▶ [Aim of the task] Copy nothing but the text: reproduce each line of the listing exactly and leave the pictures out.

##### Extracted records

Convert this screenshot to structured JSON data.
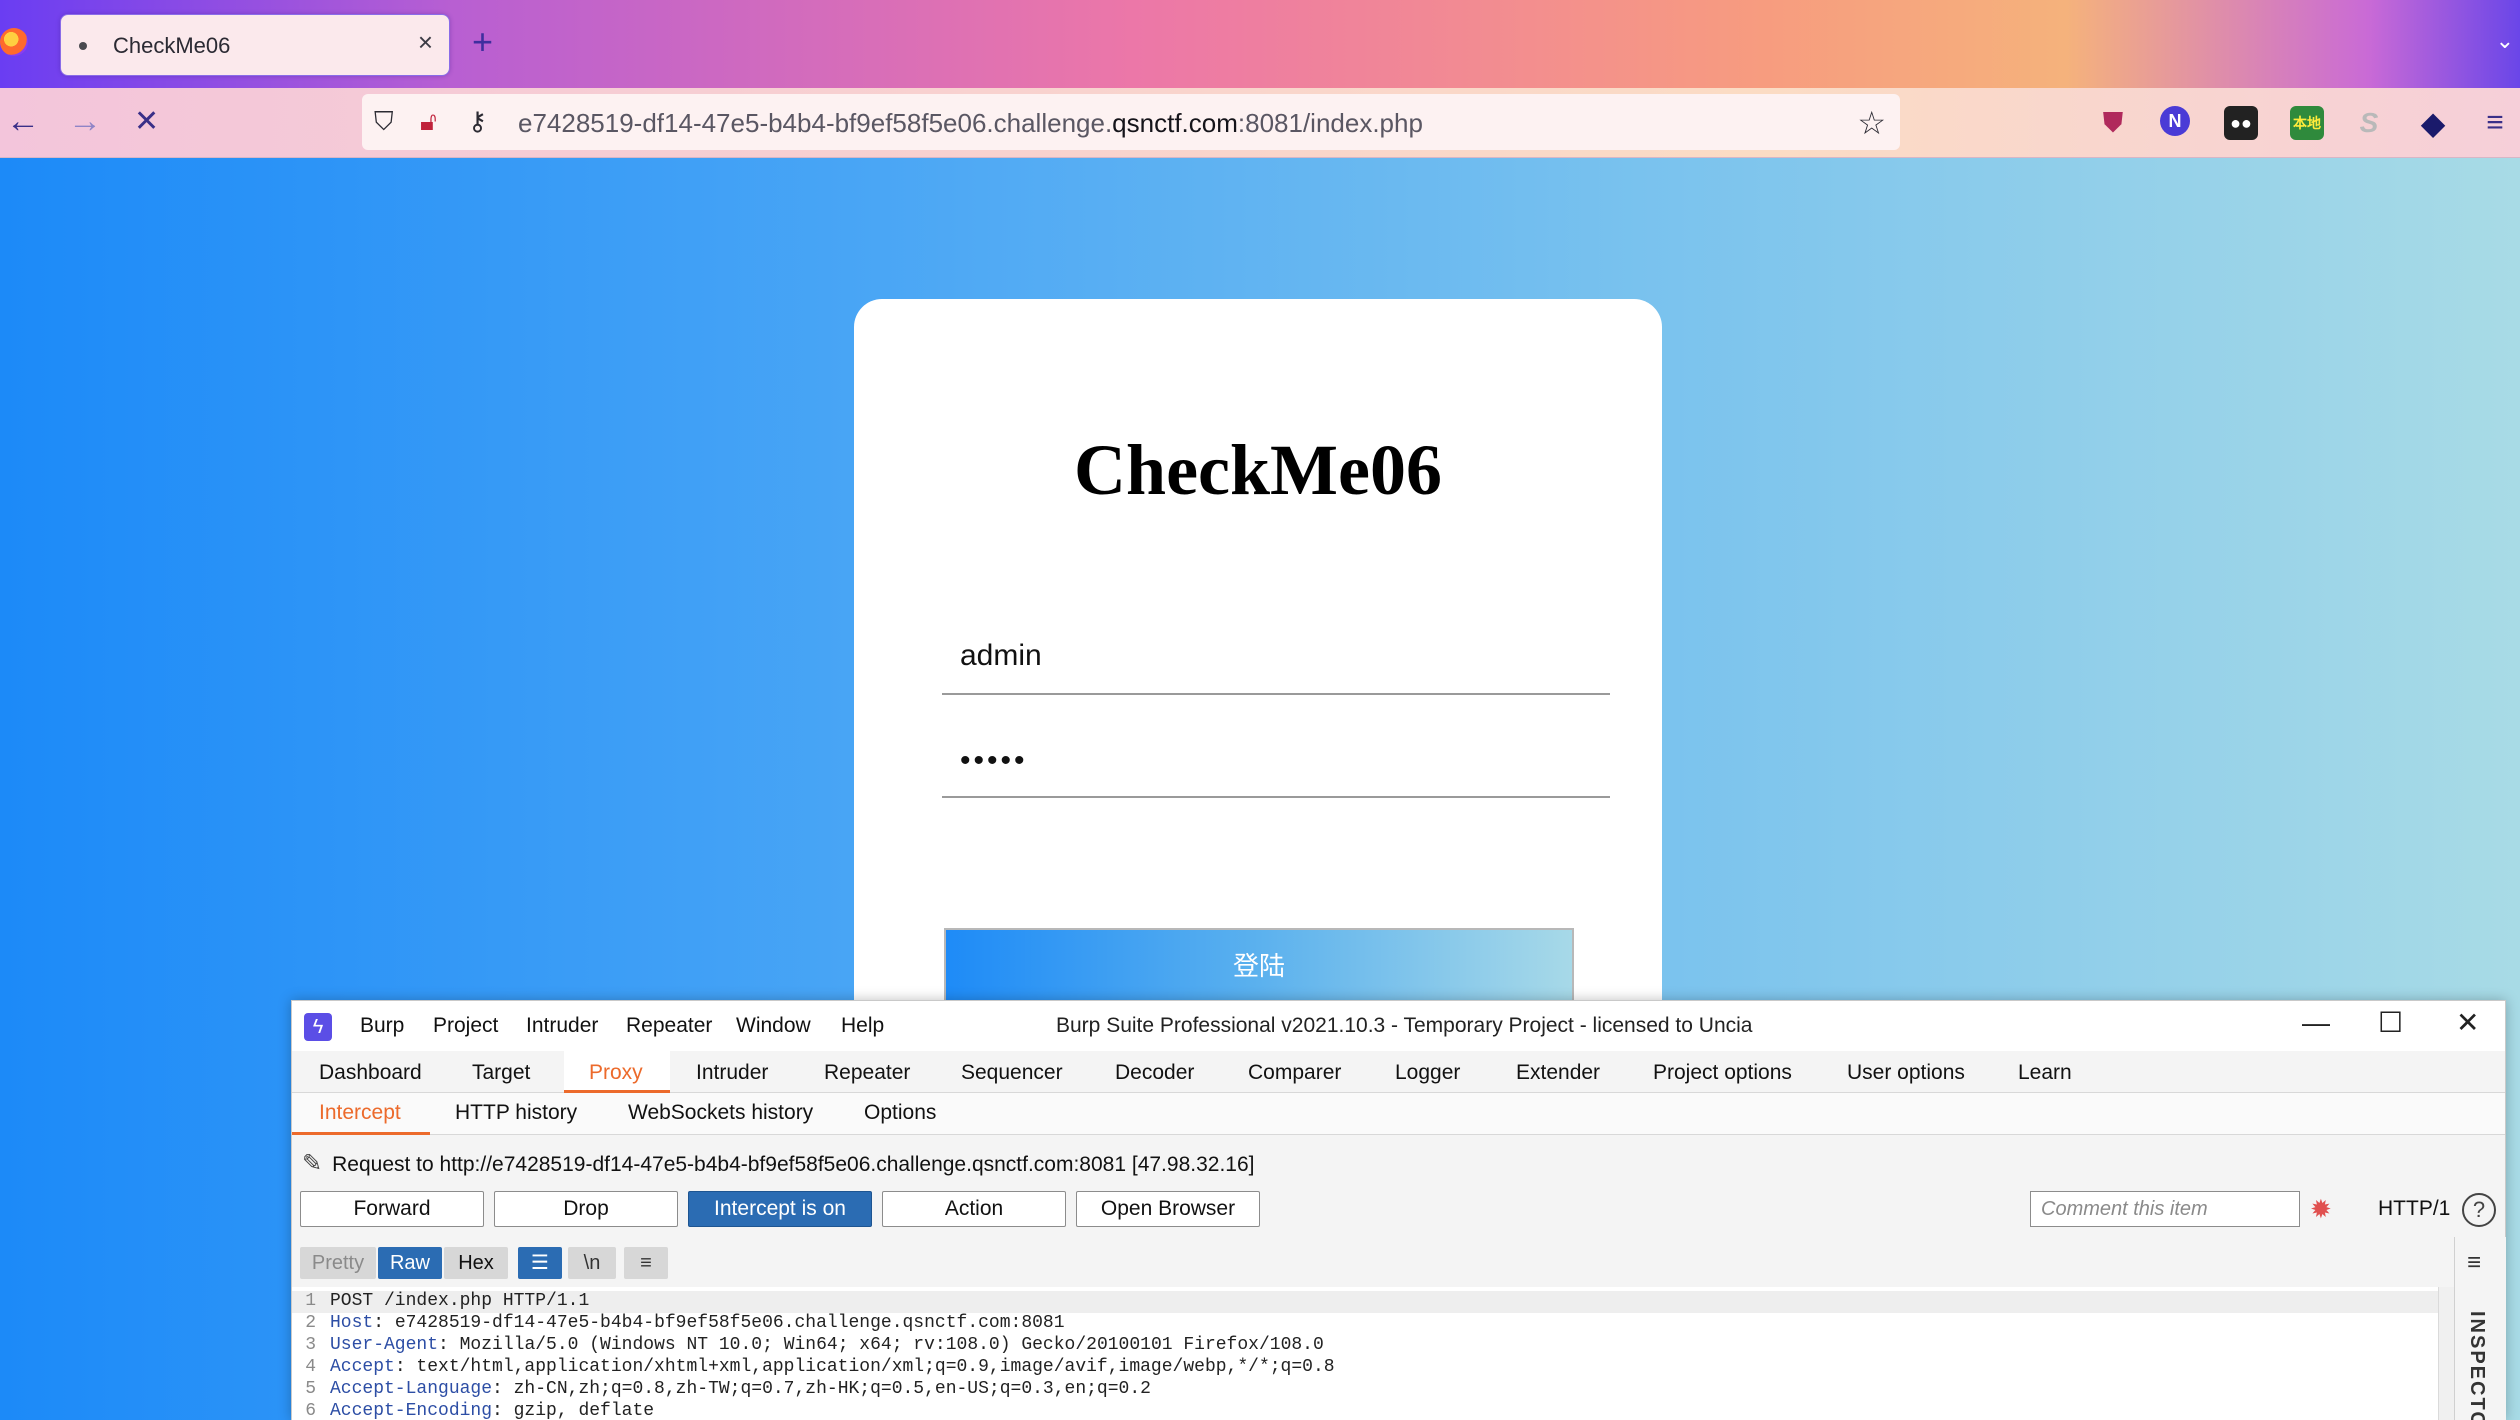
{
  "browser": {
    "tab_title": "CheckMe06",
    "tab_close": "×",
    "new_tab": "+",
    "url_host_prefix": "e7428519-df14-47e5-b4b4-bf9ef58f5e06.challenge.",
    "url_host_domain": "qsnctf.com",
    "url_rest": ":8081/index.php",
    "nav_back": "←",
    "nav_forward": "→",
    "nav_stop": "✕",
    "ext_badge_text": "本地"
  },
  "page": {
    "title": "CheckMe06",
    "username_value": "admin",
    "password_mask": "•••••",
    "login_button": "登陆"
  },
  "burp": {
    "menu": [
      "Burp",
      "Project",
      "Intruder",
      "Repeater",
      "Window",
      "Help"
    ],
    "window_title": "Burp Suite Professional v2021.10.3 - Temporary Project - licensed to Uncia",
    "window_controls": [
      "—",
      "☐",
      "✕"
    ],
    "tabs": [
      "Dashboard",
      "Target",
      "Proxy",
      "Intruder",
      "Repeater",
      "Sequencer",
      "Decoder",
      "Comparer",
      "Logger",
      "Extender",
      "Project options",
      "User options",
      "Learn"
    ],
    "active_tab": "Proxy",
    "subtabs": [
      "Intercept",
      "HTTP history",
      "WebSockets history",
      "Options"
    ],
    "active_subtab": "Intercept",
    "request_to": "Request to http://e7428519-df14-47e5-b4b4-bf9ef58f5e06.challenge.qsnctf.com:8081  [47.98.32.16]",
    "buttons": {
      "forward": "Forward",
      "drop": "Drop",
      "intercept": "Intercept is on",
      "action": "Action",
      "open_browser": "Open Browser"
    },
    "comment_placeholder": "Comment this item",
    "http_version": "HTTP/1",
    "help": "?",
    "editor_views": {
      "pretty": "Pretty",
      "raw": "Raw",
      "hex": "Hex",
      "newline": "\\n"
    },
    "inspector_label": "INSPECTOR",
    "request_lines": [
      {
        "num": "1",
        "key": "",
        "value": "POST /index.php HTTP/1.1"
      },
      {
        "num": "2",
        "key": "Host",
        "value": ": e7428519-df14-47e5-b4b4-bf9ef58f5e06.challenge.qsnctf.com:8081"
      },
      {
        "num": "3",
        "key": "User-Agent",
        "value": ": Mozilla/5.0 (Windows NT 10.0; Win64; x64; rv:108.0) Gecko/20100101 Firefox/108.0"
      },
      {
        "num": "4",
        "key": "Accept",
        "value": ": text/html,application/xhtml+xml,application/xml;q=0.9,image/avif,image/webp,*/*;q=0.8"
      },
      {
        "num": "5",
        "key": "Accept-Language",
        "value": ": zh-CN,zh;q=0.8,zh-TW;q=0.7,zh-HK;q=0.5,en-US;q=0.3,en;q=0.2"
      },
      {
        "num": "6",
        "key": "Accept-Encoding",
        "value": ": gzip, deflate"
      }
    ]
  },
  "colors": {
    "burp_accent": "#ec6a2b",
    "burp_blue": "#2b6cb3",
    "page_gradient_start": "#1c8af8",
    "page_gradient_end": "#a8dbe6"
  }
}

##########

▶ [Written solution]
Convert this screenshot to structured JSON data.
{
  "browser": {
    "tab_title": "CheckMe06",
    "tab_close": "×",
    "new_tab": "+",
    "url_host_prefix": "e7428519-df14-47e5-b4b4-bf9ef58f5e06.challenge.",
    "url_host_domain": "qsnctf.com",
    "url_rest": ":8081/index.php",
    "nav_back": "←",
    "nav_forward": "→",
    "nav_stop": "✕",
    "ext_badge_text": "本地"
  },
  "page": {
    "title": "CheckMe06",
    "username_value": "admin",
    "password_mask": "•••••",
    "login_button": "登陆"
  },
  "burp": {
    "menu": [
      "Burp",
      "Project",
      "Intruder",
      "Repeater",
      "Window",
      "Help"
    ],
    "window_title": "Burp Suite Professional v2021.10.3 - Temporary Project - licensed to Uncia",
    "window_controls": [
      "—",
      "☐",
      "✕"
    ],
    "tabs": [
      "Dashboard",
      "Target",
      "Proxy",
      "Intruder",
      "Repeater",
      "Sequencer",
      "Decoder",
      "Comparer",
      "Logger",
      "Extender",
      "Project options",
      "User options",
      "Learn"
    ],
    "active_tab": "Proxy",
    "subtabs": [
      "Intercept",
      "HTTP history",
      "WebSockets history",
      "Options"
    ],
    "active_subtab": "Intercept",
    "request_to": "Request to http://e7428519-df14-47e5-b4b4-bf9ef58f5e06.challenge.qsnctf.com:8081  [47.98.32.16]",
    "buttons": {
      "forward": "Forward",
      "drop": "Drop",
      "intercept": "Intercept is on",
      "action": "Action",
      "open_browser": "Open Browser"
    },
    "comment_placeholder": "Comment this item",
    "http_version": "HTTP/1",
    "help": "?",
    "editor_views": {
      "pretty": "Pretty",
      "raw": "Raw",
      "hex": "Hex",
      "newline": "\\n"
    },
    "inspector_label": "INSPECTOR",
    "request_lines": [
      {
        "num": "1",
        "key": "",
        "value": "POST /index.php HTTP/1.1"
      },
      {
        "num": "2",
        "key": "Host",
        "value": ": e7428519-df14-47e5-b4b4-bf9ef58f5e06.challenge.qsnctf.com:8081"
      },
      {
        "num": "3",
        "key": "User-Agent",
        "value": ": Mozilla/5.0 (Windows NT 10.0; Win64; x64; rv:108.0) Gecko/20100101 Firefox/108.0"
      },
      {
        "num": "4",
        "key": "Accept",
        "value": ": text/html,application/xhtml+xml,application/xml;q=0.9,image/avif,image/webp,*/*;q=0.8"
      },
      {
        "num": "5",
        "key": "Accept-Language",
        "value": ": zh-CN,zh;q=0.8,zh-TW;q=0.7,zh-HK;q=0.5,en-US;q=0.3,en;q=0.2"
      },
      {
        "num": "6",
        "key": "Accept-Encoding",
        "value": ": gzip, deflate"
      }
    ]
  },
  "colors": {
    "burp_accent": "#ec6a2b",
    "burp_blue": "#2b6cb3",
    "page_gradient_start": "#1c8af8",
    "page_gradient_end": "#a8dbe6"
  }
}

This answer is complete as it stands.